There are two discrete skill sets needed on the ground when implementing a survey. The first skill set is focused on administration/logistics, and the second skill set is focused on research design. The first set of skills is needed for administration: budgeting, creating route plans, recruitment, and management of staff. Administration requires a level of familiarity with local conditions; for example, the ability to quickly estimate costs and troubleshoot logistical issues are important here. The second skill set requires knowledge of research methods to ensure that survey implementation is consistent with the research design. Researchers must be able to recognize any deviations from the protocol and address them in a way that leads to as little bias as possible. Important here is a deep understanding of the survey protocols and possible alternatives, in the case that changes need to be made on the ground.
If you will not be present during survey administration, you will need to either hire a firm or individuals who can work together to cover both sets of needs. There are clear advantages to hiring a firm if you have the budget, the biggest being that firms coordinate internally and balance both sets of needs, ensuring that logistics accommodate the design and vice versa. A possible drawback is that firms frequently have their own protocols, and these default procedures are usually at a lower standard than the latest protocol being used in academia. Upgrading protocols is a costly process and firms may push back against the use of stricter, or simply different, practices.
If you will be present during enumeration but you have a small budget, or do not feel you could manage the entire implementation (administration and design) yourself, a good alternative is to hire a field coordinator from a survey or research firm on a consultant basis. This person can help with administration while you take on the design-related work. Additionally, hiring someone for administration locally can do a lot to help with cross-cultural management. The types of management procedures that might work to motivate or sanction employees in the US may not work in another context, so someone who knows what is acceptable and effective can add a lot of value.
When setting up contracts with local firms it is important to get the incentives right—thorough and good work should also be the most profitable for the firm. You can do a lot to set expectations and incentives in the contract. For example, pay on delivery where possible (although it is customary to pay some costs upfront to cover fixed expenses like transport and early salaries). You can also choose to impose financial penalties for late or low-quality data, but be sure to make these requirements clear up front and provide specific rules for what constitutes low-quality work and how late penalties will be assigned.
In addition to direct costs, it is reasonable for a local firm to charge overhead. This can vary from context to context, and it is best to check against the budgets of other similar projects to make sure the rate is reasonable.
As you prepare to begin survey implementation, the first and most important part of the survey is budgeting expected costs. It’s important to be thorough and detailed in putting together your budget; it will be critical throughout implementation and will be closely considered by potential funders.
The total cost of a survey is the sum of fixed costs, like transportation and equipment costs, and variable expenses like salaries, per diems, and administration costs. See the attached budget template for an overview of typical costs and notes on how to estimate them.

» **Entries supplied**
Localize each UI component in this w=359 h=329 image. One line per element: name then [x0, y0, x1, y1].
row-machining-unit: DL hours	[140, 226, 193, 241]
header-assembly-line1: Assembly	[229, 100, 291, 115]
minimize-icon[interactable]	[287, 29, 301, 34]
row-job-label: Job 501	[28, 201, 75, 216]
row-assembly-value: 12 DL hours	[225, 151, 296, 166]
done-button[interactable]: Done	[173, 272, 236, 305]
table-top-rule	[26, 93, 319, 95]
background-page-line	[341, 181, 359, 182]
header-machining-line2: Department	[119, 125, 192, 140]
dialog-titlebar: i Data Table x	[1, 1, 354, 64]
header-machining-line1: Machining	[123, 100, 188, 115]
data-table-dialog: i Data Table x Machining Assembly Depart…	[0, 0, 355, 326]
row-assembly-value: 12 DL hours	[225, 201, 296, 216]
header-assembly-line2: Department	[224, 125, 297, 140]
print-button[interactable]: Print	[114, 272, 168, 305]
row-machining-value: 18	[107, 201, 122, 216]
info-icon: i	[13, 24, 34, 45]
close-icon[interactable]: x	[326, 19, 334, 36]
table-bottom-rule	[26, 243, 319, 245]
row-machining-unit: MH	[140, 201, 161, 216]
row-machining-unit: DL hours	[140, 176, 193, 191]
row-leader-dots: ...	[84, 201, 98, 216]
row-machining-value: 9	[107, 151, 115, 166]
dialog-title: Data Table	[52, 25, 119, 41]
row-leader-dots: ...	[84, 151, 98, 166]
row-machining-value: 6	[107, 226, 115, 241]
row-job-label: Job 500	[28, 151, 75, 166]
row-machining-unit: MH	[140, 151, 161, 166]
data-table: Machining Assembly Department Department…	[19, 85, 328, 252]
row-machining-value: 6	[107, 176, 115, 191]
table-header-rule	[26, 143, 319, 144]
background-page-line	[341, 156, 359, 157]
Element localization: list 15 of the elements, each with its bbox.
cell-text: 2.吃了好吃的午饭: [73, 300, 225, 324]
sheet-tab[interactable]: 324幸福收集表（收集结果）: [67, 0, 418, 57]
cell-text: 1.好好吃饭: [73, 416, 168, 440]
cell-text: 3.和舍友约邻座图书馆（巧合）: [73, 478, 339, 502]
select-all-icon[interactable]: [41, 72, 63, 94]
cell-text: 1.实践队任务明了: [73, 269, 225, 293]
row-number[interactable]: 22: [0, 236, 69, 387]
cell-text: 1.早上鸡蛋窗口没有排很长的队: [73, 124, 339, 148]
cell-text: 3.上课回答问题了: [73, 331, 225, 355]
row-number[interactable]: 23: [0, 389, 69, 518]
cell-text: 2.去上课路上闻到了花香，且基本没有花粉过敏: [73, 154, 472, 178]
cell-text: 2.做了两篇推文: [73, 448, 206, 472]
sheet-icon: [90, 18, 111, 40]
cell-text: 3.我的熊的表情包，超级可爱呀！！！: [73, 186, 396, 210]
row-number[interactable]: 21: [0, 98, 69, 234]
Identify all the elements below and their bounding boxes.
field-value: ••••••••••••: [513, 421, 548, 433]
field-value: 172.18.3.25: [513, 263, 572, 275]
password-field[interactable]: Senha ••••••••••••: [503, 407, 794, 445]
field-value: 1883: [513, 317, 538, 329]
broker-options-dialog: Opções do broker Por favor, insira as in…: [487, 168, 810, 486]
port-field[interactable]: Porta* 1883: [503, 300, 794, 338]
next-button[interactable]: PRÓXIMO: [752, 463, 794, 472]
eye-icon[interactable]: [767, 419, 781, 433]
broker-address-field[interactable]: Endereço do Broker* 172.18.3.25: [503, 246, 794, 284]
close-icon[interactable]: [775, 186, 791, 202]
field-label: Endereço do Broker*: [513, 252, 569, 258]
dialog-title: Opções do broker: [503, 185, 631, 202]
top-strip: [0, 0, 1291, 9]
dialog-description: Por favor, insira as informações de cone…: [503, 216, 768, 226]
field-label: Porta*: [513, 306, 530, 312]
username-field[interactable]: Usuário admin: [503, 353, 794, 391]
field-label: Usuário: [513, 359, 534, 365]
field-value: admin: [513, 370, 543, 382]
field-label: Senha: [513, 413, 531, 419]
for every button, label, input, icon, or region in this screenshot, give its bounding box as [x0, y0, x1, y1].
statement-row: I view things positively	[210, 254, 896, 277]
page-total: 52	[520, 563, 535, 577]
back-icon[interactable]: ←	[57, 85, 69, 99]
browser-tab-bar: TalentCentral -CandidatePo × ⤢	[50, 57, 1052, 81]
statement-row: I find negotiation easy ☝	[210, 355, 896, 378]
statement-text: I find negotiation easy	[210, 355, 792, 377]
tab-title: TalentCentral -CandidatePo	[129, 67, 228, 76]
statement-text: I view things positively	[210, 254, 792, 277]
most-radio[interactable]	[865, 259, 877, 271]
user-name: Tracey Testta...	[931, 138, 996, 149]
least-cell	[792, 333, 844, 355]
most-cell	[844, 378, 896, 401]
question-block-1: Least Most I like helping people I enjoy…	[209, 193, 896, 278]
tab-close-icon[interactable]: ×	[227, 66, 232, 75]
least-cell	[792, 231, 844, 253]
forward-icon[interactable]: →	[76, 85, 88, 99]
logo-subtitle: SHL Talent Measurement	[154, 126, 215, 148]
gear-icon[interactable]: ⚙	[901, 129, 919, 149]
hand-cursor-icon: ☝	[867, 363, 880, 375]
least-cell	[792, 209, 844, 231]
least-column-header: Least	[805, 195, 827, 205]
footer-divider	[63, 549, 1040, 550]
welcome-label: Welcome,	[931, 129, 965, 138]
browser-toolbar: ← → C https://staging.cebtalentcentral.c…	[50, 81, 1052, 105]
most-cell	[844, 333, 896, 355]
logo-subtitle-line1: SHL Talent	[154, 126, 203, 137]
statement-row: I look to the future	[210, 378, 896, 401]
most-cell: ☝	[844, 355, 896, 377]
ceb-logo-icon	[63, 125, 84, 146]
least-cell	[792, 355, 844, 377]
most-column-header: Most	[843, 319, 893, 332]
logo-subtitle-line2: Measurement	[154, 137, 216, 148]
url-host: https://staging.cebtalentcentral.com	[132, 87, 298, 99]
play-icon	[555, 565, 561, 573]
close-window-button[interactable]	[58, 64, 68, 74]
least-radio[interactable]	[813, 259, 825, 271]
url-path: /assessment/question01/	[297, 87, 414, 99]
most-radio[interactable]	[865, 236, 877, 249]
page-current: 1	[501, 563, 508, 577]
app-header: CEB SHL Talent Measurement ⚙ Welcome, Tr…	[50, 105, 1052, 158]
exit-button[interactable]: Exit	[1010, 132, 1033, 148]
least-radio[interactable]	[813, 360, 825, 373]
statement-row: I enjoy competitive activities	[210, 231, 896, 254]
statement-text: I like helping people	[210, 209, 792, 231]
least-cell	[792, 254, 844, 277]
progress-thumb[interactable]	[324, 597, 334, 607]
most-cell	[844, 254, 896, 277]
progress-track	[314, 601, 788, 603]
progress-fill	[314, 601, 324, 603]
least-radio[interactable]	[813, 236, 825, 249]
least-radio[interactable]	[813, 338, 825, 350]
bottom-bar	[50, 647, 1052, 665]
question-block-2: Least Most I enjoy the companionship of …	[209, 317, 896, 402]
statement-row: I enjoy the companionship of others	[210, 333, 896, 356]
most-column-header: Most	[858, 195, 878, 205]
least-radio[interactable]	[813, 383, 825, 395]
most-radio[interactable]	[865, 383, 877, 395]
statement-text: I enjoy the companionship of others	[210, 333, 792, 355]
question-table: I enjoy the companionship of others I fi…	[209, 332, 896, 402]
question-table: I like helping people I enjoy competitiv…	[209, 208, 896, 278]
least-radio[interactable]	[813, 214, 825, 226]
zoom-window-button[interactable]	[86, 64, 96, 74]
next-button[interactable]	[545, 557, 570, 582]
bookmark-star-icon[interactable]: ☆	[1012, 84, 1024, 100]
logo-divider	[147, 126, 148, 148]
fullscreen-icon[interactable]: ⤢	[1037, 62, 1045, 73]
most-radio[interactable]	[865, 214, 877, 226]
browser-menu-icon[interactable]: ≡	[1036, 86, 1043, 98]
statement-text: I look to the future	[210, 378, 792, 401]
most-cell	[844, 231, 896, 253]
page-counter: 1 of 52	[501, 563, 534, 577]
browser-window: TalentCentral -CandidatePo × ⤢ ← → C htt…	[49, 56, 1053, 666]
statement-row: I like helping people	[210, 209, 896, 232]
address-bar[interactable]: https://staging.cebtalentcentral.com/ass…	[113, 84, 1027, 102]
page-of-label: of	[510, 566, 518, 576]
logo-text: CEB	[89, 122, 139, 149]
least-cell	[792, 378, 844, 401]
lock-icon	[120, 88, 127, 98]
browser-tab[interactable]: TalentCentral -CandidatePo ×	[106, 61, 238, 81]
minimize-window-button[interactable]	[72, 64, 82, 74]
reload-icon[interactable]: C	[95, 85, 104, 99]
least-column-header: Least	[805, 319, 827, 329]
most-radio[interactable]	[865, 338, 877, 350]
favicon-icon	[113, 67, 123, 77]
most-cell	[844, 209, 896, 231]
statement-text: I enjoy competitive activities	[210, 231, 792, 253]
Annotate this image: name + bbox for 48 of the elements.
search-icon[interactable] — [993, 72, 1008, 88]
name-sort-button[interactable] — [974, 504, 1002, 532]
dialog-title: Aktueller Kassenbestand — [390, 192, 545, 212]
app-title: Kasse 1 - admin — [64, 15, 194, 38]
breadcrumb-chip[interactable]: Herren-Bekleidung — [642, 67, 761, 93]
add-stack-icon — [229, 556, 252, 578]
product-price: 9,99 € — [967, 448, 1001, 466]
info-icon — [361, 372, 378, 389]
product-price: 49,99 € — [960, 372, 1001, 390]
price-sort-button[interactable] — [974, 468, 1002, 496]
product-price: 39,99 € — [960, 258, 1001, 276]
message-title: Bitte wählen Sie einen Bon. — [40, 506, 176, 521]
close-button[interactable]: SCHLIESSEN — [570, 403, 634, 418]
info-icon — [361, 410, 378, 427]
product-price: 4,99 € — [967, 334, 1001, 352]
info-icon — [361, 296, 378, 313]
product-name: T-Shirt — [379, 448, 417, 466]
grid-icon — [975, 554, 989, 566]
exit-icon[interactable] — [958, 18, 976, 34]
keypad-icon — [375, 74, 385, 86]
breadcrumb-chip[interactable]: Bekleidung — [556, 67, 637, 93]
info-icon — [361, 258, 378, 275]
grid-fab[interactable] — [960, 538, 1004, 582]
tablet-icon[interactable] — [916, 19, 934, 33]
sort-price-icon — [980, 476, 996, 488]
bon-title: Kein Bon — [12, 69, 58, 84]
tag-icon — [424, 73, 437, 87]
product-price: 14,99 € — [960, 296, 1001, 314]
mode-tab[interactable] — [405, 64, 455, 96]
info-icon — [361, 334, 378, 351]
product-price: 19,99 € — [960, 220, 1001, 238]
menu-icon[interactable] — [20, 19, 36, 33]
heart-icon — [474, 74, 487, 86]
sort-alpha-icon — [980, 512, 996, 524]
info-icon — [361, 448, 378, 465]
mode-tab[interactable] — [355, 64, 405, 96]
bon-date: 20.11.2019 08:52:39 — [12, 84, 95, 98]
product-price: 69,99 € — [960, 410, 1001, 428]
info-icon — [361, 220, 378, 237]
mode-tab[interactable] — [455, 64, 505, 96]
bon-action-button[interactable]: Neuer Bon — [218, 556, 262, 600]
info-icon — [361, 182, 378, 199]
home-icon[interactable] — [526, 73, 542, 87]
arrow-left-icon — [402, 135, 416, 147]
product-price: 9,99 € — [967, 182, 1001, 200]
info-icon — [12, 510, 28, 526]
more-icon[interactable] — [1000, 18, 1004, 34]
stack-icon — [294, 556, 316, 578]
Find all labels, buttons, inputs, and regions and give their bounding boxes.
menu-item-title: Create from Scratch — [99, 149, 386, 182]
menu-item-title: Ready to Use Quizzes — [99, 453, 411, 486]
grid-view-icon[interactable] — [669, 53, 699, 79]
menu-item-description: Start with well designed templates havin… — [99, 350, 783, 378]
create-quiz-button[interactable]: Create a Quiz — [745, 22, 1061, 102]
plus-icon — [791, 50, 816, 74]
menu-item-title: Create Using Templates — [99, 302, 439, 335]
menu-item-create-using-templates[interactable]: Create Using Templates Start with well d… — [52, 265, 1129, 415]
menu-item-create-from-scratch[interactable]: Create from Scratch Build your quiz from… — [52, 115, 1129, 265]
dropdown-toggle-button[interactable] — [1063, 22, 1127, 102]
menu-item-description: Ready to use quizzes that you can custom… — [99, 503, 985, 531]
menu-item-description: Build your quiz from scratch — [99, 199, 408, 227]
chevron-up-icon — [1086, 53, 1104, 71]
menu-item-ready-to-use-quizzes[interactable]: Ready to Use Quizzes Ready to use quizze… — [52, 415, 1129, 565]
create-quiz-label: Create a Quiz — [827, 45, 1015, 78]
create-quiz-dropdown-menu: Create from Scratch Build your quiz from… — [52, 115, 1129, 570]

» **Task to complete**
In the survey implementation text, why does hiring someone locally for administration help with cross-cultural management? Answer in one to three sentences.

» **Output below**
Management procedures that motivate or sanction employees in the US may not work in another context. A local hire knows what is acceptable and effective there, so that person can add a lot of value.